[Stored data]
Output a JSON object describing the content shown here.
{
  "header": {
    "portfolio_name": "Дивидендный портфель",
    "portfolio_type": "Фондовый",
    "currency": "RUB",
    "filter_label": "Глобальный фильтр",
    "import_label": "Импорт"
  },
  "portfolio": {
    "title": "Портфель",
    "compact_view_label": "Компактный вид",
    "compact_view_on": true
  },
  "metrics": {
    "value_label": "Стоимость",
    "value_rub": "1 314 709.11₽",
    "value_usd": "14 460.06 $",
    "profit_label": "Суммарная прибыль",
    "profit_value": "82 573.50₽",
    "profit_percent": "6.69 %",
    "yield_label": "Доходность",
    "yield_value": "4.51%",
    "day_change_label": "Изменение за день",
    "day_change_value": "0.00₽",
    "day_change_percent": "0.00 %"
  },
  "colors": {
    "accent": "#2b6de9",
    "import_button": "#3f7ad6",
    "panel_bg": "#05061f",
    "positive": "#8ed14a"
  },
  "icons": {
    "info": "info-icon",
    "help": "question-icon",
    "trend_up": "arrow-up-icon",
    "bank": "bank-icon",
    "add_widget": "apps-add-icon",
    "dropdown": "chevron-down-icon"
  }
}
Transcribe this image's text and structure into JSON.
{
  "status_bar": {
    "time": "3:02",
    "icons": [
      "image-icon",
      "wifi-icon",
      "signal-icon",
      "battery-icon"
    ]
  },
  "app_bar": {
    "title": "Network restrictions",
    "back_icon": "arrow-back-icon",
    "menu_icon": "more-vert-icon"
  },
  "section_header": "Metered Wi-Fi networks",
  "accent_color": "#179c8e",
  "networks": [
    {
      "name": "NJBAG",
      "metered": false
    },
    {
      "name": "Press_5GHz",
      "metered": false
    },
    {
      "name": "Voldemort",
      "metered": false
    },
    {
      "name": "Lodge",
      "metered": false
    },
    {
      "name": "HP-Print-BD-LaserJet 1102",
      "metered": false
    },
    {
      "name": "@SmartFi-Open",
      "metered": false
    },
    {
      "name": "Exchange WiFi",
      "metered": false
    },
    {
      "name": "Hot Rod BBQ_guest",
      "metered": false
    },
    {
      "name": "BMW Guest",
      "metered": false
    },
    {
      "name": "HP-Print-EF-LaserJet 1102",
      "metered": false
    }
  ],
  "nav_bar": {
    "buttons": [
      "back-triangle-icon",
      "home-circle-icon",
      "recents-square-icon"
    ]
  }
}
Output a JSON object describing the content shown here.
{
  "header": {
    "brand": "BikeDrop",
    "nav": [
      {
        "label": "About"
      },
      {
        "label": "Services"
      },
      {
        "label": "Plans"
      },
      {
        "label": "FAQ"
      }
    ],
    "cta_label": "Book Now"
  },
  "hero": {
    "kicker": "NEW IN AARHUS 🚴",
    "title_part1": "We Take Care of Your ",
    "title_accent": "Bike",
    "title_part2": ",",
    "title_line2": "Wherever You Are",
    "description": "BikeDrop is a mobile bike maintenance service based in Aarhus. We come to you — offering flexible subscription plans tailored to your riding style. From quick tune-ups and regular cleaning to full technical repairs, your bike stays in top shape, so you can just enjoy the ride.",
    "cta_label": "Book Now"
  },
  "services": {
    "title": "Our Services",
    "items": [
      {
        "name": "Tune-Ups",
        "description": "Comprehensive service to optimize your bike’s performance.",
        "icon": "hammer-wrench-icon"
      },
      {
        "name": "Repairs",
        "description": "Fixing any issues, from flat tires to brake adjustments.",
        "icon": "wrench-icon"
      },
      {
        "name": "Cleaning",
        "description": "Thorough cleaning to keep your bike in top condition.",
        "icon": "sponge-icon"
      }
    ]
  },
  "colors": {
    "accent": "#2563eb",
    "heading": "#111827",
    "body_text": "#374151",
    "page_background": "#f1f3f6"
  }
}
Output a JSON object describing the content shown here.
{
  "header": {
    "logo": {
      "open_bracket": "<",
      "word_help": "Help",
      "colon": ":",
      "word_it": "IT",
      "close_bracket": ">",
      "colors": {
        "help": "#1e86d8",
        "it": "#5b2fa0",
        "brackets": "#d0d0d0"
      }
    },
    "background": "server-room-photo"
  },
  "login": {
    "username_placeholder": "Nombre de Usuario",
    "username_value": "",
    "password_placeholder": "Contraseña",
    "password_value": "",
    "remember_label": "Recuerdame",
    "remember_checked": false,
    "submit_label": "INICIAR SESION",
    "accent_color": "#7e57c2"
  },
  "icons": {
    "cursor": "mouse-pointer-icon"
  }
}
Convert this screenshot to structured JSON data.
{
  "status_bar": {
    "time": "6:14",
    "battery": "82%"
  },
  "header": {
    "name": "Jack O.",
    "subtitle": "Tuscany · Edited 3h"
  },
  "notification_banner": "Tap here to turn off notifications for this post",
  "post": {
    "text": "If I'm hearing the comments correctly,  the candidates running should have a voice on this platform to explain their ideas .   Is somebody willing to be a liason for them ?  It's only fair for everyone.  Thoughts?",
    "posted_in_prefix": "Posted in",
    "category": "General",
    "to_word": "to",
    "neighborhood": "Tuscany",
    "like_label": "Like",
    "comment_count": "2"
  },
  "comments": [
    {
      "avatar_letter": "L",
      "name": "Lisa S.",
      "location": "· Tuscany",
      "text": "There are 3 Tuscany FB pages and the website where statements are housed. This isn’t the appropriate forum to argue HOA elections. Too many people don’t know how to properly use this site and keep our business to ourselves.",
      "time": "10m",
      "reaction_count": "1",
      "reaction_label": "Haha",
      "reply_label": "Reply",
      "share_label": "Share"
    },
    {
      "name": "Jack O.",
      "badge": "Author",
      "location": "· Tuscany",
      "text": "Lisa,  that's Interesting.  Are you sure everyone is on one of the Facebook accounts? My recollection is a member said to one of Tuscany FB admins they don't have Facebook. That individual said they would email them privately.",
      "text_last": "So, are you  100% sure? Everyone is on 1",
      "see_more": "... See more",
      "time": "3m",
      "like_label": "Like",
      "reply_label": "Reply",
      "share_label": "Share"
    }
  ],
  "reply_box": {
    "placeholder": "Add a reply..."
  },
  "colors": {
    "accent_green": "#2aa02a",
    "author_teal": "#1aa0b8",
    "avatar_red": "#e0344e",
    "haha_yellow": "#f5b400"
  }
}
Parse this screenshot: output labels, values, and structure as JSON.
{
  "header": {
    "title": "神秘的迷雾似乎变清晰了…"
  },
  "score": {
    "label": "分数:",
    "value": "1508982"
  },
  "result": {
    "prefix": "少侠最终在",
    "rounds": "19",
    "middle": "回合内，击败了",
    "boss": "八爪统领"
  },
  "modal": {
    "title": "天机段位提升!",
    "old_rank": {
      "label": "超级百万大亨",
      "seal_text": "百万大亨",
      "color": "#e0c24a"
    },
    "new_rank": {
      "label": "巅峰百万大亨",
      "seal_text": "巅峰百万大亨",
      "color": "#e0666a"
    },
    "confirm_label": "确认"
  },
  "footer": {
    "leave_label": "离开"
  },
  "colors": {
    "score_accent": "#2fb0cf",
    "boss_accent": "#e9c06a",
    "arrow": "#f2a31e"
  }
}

Brief:
Exactly reproduce all of the entries above.

Expected output:
Output a JSON object describing the content shown here.
{
  "header": {
    "portfolio_name": "Дивидендный портфель",
    "portfolio_type": "Фондовый",
    "currency": "RUB",
    "filter_label": "Глобальный фильтр",
    "import_label": "Импорт"
  },
  "portfolio": {
    "title": "Портфель",
    "compact_view_label": "Компактный вид",
    "compact_view_on": true
  },
  "metrics": {
    "value_label": "Стоимость",
    "value_rub": "1 314 709.11₽",
    "value_usd": "14 460.06 $",
    "profit_label": "Суммарная прибыль",
    "profit_value": "82 573.50₽",
    "profit_percent": "6.69 %",
    "yield_label": "Доходность",
    "yield_value": "4.51%",
    "day_change_label": "Изменение за день",
    "day_change_value": "0.00₽",
    "day_change_percent": "0.00 %"
  },
  "colors": {
    "accent": "#2b6de9",
    "import_button": "#3f7ad6",
    "panel_bg": "#05061f",
    "positive": "#8ed14a"
  },
  "icons": {
    "info": "info-icon",
    "help": "question-icon",
    "trend_up": "arrow-up-icon",
    "bank": "bank-icon",
    "add_widget": "apps-add-icon",
    "dropdown": "chevron-down-icon"
  }
}
Transcribe this image's text and structure into JSON.
{
  "status_bar": {
    "time": "3:02",
    "icons": [
      "image-icon",
      "wifi-icon",
      "signal-icon",
      "battery-icon"
    ]
  },
  "app_bar": {
    "title": "Network restrictions",
    "back_icon": "arrow-back-icon",
    "menu_icon": "more-vert-icon"
  },
  "section_header": "Metered Wi-Fi networks",
  "accent_color": "#179c8e",
  "networks": [
    {
      "name": "NJBAG",
      "metered": false
    },
    {
      "name": "Press_5GHz",
      "metered": false
    },
    {
      "name": "Voldemort",
      "metered": false
    },
    {
      "name": "Lodge",
      "metered": false
    },
    {
      "name": "HP-Print-BD-LaserJet 1102",
      "metered": false
    },
    {
      "name": "@SmartFi-Open",
      "metered": false
    },
    {
      "name": "Exchange WiFi",
      "metered": false
    },
    {
      "name": "Hot Rod BBQ_guest",
      "metered": false
    },
    {
      "name": "BMW Guest",
      "metered": false
    },
    {
      "name": "HP-Print-EF-LaserJet 1102",
      "metered": false
    }
  ],
  "nav_bar": {
    "buttons": [
      "back-triangle-icon",
      "home-circle-icon",
      "recents-square-icon"
    ]
  }
}
Output a JSON object describing the content shown here.
{
  "header": {
    "brand": "BikeDrop",
    "nav": [
      {
        "label": "About"
      },
      {
        "label": "Services"
      },
      {
        "label": "Plans"
      },
      {
        "label": "FAQ"
      }
    ],
    "cta_label": "Book Now"
  },
  "hero": {
    "kicker": "NEW IN AARHUS 🚴",
    "title_part1": "We Take Care of Your ",
    "title_accent": "Bike",
    "title_part2": ",",
    "title_line2": "Wherever You Are",
    "description": "BikeDrop is a mobile bike maintenance service based in Aarhus. We come to you — offering flexible subscription plans tailored to your riding style. From quick tune-ups and regular cleaning to full technical repairs, your bike stays in top shape, so you can just enjoy the ride.",
    "cta_label": "Book Now"
  },
  "services": {
    "title": "Our Services",
    "items": [
      {
        "name": "Tune-Ups",
        "description": "Comprehensive service to optimize your bike’s performance.",
        "icon": "hammer-wrench-icon"
      },
      {
        "name": "Repairs",
        "description": "Fixing any issues, from flat tires to brake adjustments.",
        "icon": "wrench-icon"
      },
      {
        "name": "Cleaning",
        "description": "Thorough cleaning to keep your bike in top condition.",
        "icon": "sponge-icon"
      }
    ]
  },
  "colors": {
    "accent": "#2563eb",
    "heading": "#111827",
    "body_text": "#374151",
    "page_background": "#f1f3f6"
  }
}
Output a JSON object describing the content shown here.
{
  "header": {
    "logo": {
      "open_bracket": "<",
      "word_help": "Help",
      "colon": ":",
      "word_it": "IT",
      "close_bracket": ">",
      "colors": {
        "help": "#1e86d8",
        "it": "#5b2fa0",
        "brackets": "#d0d0d0"
      }
    },
    "background": "server-room-photo"
  },
  "login": {
    "username_placeholder": "Nombre de Usuario",
    "username_value": "",
    "password_placeholder": "Contraseña",
    "password_value": "",
    "remember_label": "Recuerdame",
    "remember_checked": false,
    "submit_label": "INICIAR SESION",
    "accent_color": "#7e57c2"
  },
  "icons": {
    "cursor": "mouse-pointer-icon"
  }
}
Convert this screenshot to structured JSON data.
{
  "status_bar": {
    "time": "6:14",
    "battery": "82%"
  },
  "header": {
    "name": "Jack O.",
    "subtitle": "Tuscany · Edited 3h"
  },
  "notification_banner": "Tap here to turn off notifications for this post",
  "post": {
    "text": "If I'm hearing the comments correctly,  the candidates running should have a voice on this platform to explain their ideas .   Is somebody willing to be a liason for them ?  It's only fair for everyone.  Thoughts?",
    "posted_in_prefix": "Posted in",
    "category": "General",
    "to_word": "to",
    "neighborhood": "Tuscany",
    "like_label": "Like",
    "comment_count": "2"
  },
  "comments": [
    {
      "avatar_letter": "L",
      "name": "Lisa S.",
      "location": "· Tuscany",
      "text": "There are 3 Tuscany FB pages and the website where statements are housed. This isn’t the appropriate forum to argue HOA elections. Too many people don’t know how to properly use this site and keep our business to ourselves.",
      "time": "10m",
      "reaction_count": "1",
      "reaction_label": "Haha",
      "reply_label": "Reply",
      "share_label": "Share"
    },
    {
      "name": "Jack O.",
      "badge": "Author",
      "location": "· Tuscany",
      "text": "Lisa,  that's Interesting.  Are you sure everyone is on one of the Facebook accounts? My recollection is a member said to one of Tuscany FB admins they don't have Facebook. That individual said they would email them privately.",
      "text_last": "So, are you  100% sure? Everyone is on 1",
      "see_more": "... See more",
      "time": "3m",
      "like_label": "Like",
      "reply_label": "Reply",
      "share_label": "Share"
    }
  ],
  "reply_box": {
    "placeholder": "Add a reply..."
  },
  "colors": {
    "accent_green": "#2aa02a",
    "author_teal": "#1aa0b8",
    "avatar_red": "#e0344e",
    "haha_yellow": "#f5b400"
  }
}
Parse this screenshot: output labels, values, and structure as JSON.
{
  "header": {
    "title": "神秘的迷雾似乎变清晰了…"
  },
  "score": {
    "label": "分数:",
    "value": "1508982"
  },
  "result": {
    "prefix": "少侠最终在",
    "rounds": "19",
    "middle": "回合内，击败了",
    "boss": "八爪统领"
  },
  "modal": {
    "title": "天机段位提升!",
    "old_rank": {
      "label": "超级百万大亨",
      "seal_text": "百万大亨",
      "color": "#e0c24a"
    },
    "new_rank": {
      "label": "巅峰百万大亨",
      "seal_text": "巅峰百万大亨",
      "color": "#e0666a"
    },
    "confirm_label": "确认"
  },
  "footer": {
    "leave_label": "离开"
  },
  "colors": {
    "score_accent": "#2fb0cf",
    "boss_accent": "#e9c06a",
    "arrow": "#f2a31e"
  }
}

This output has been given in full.